Extract provided:
|---|

In `operator*(matrix_expression, T)' and `operator*(T, matrix_expression)'
T is meant to be scalar, but compilers do not know this.

Let's try to tell them (probably can be simplified):
====================================================
template<class E2>
BOOST_UBLAS_INLINE
typename matrix_binary_scalar1_traits<
     typename E2::value_type, E2,
     scalar_multiplies<typename E2::value_type, typename E2::value_type>
>::result_type
operator * (const typename E2::value_type &e1,
                   const matrix_expression<E2> &e2) { // etc.
====================================================

It works; not only `m1 * m2', but also `m1 * trans (m2)',
`m1 * (m1 + m2)' etc.

Interesting thing is that if first parameter is declared as
`const typename matrix_expression<E2>::value_type &e1'
neither como nor g++ can find appropriate operator*
for e.g. `2. * m1'.

So, header `operator_mult.hpp' can be:
=================================================
#include <boost/numeric/ublas/vector.hpp>
#include <boost/numeric/ublas/matrix.hpp>
namespace boost { namespace numeric { namespace ublas {

     namespace elemwise {
         // there are no elementwise multiplications in ublas,
         // at least not yet
     }

     namespace normal {

         template<class E1, class E2>
         BOOST_UBLAS_INLINE
         typename vector_scalar_binary_traits<
              E1,
              E2,
              vector_inner_prod<
                    typename E1::value_type,
                    typename E2::value_type,
                    typename promote_traits<
                          typename E1::value_type,
                          typename E2::value_type
>::promote_type
>
>::result_type
         operator * (const vector_expression<E1> &e1,
                            const vector_expression<E2> &e2)
         {
                return inner_prod (e1, e2);
         }

         template<class E1, class E2>
         BOOST_UBLAS_INLINE
         typename matrix_vector_binary1_traits<
                typename E1::value_type,
                E1,
                typename E2::value_type,
                E2
>::result_type
         operator * (const matrix_expression<E1> &e1,
                           const vector_expression<E2> &e2)

|---|

Provided information:
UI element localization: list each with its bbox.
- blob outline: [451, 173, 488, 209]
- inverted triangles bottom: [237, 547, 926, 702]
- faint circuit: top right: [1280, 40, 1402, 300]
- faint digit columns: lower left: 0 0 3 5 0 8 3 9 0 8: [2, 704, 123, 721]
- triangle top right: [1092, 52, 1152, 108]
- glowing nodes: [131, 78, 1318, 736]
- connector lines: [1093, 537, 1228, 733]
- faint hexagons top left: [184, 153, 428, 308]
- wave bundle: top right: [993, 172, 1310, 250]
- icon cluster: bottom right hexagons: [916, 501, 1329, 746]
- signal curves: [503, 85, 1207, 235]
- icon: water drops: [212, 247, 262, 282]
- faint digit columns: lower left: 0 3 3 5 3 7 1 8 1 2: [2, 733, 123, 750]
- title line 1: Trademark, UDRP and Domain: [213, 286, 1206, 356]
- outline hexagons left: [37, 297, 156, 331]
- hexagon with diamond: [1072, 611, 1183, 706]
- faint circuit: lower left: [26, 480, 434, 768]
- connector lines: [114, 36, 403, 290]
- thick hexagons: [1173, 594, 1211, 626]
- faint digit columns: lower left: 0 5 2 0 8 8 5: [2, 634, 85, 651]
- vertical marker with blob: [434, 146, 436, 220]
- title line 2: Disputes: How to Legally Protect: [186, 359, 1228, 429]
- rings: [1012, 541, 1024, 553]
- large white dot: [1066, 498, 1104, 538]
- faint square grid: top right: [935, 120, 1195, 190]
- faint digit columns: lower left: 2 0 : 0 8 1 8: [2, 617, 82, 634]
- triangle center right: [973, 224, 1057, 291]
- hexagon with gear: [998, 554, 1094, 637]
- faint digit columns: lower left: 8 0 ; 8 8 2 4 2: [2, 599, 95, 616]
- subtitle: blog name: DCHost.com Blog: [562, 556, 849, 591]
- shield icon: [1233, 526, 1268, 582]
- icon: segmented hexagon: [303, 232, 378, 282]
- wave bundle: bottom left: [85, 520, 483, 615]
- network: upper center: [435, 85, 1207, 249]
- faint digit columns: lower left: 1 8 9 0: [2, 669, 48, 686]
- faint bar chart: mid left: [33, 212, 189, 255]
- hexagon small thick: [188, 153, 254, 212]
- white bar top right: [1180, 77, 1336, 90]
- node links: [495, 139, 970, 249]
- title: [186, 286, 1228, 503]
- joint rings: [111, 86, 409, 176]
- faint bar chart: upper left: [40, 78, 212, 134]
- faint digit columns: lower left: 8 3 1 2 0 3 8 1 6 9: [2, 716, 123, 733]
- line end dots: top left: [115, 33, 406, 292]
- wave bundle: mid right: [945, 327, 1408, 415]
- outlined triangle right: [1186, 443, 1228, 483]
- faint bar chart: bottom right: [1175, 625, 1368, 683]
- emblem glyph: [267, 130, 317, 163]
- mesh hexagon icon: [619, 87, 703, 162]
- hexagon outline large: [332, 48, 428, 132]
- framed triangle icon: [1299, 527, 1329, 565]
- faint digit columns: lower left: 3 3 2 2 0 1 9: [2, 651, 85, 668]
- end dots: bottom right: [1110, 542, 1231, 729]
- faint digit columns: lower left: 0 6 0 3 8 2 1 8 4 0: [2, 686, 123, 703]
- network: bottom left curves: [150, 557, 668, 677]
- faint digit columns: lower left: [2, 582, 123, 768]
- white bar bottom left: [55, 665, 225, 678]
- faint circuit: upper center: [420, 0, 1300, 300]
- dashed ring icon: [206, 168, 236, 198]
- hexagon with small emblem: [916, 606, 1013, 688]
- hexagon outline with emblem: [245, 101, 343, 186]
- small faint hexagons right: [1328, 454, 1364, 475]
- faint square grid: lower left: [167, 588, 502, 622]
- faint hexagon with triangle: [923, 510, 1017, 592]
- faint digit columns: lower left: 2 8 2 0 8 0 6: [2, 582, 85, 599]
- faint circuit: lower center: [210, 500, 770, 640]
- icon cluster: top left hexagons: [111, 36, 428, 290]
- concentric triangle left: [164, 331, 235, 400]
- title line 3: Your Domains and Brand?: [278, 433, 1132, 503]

|---|

Tasks to carry out:
1/ Please duplicate the part of the uBLAS post between "Let's try to" and "(m1 + m2)' etc.", inclusive.
2/ Summarize the uBLAS post in two sentences.
3/ Extend the uBLAS post, picking up right after its final line of code.
The records have no role in this work.

Results:
1/
Let's try to tell them (probably can be simplified):
====================================================
template<class E2>
BOOST_UBLAS_INLINE
typename matrix_binary_scalar1_traits<
     typename E2::value_type, E2,
     scalar_multiplies<typename E2::value_type, typename E2::value_type>
>::result_type
operator * (const typename E2::value_type &e1,
                   const matrix_expression<E2> &e2) { // etc.
====================================================

It works; not only `m1 * m2', but also `m1 * trans (m2)',
`m1 * (m1 + m2)' etc.

2/ The post proposes declaring the scalar parameter of uBLAS's matrix-scalar `operator*` as `const typename E2::value_type &`, which lets compilers recognize T as a scalar and works for expressions such as `m1 * m2`, `m1 * trans (m2)` and `m1 * (m1 + m2)`, whereas declaring it as `const typename matrix_expression<E2>::value_type &` leaves neither como nor g++ able to find an appropriate `operator*` for `2. * m1`. It then sketches a header, `operator_mult.hpp`, with an empty `elemwise` namespace, since ublas has no elementwise multiplications yet, and a `normal` namespace defining `operator*` for the inner product of two vectors and for matrix-vector products.

3/
         {
               return prod (e1, e2);
         }

         template<class E1, class E2>
         BOOST_UBLAS_INLINE
         typename matrix_vector_binary2_traits<
               typename E1::value_type,
               E1,
               typename E2::value_type,
               E2
>::result_type
         operator * (const vector_expression<E1> &e1,
                            const matrix_expression<E2> &e2)
         {
               return prod (e1, e2);
         }

         template<class E1, class E2>
         BOOST_UBLAS_INLINE
         typename matrix_matrix_binary_traits<
                typename E1::value_type,
                E1,
                typename E2::value_type,
                E2
>::result_type
         operator * (const matrix_expression<E1> &e1,
                            const matrix_expression<E2> &e2)
         {
               return prod (e1, e2);
         }

     }
}}}
================================================
but, before it can be used, interfaces of existings operators * in
matrix_expression.hpp and vector_expression.hpp must be
adapted as described.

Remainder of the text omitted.